/---

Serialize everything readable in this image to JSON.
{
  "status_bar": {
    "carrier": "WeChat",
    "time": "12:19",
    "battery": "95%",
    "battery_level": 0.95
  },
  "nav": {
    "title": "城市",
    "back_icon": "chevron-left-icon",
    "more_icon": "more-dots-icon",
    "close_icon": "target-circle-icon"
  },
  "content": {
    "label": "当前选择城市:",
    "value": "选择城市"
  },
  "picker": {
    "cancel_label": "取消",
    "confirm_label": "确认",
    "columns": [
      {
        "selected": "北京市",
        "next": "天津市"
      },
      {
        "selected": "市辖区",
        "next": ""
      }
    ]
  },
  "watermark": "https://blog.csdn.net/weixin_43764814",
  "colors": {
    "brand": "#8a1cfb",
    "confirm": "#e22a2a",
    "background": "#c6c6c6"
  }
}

\---

AIM —
Search the records for the string "icon" and return every line in which it occurs.

SOLUTION FOR THIS TASK —
    "back_icon": "chevron-left-icon",
    "more_icon": "more-dots-icon",
    "close_icon": "target-circle-icon"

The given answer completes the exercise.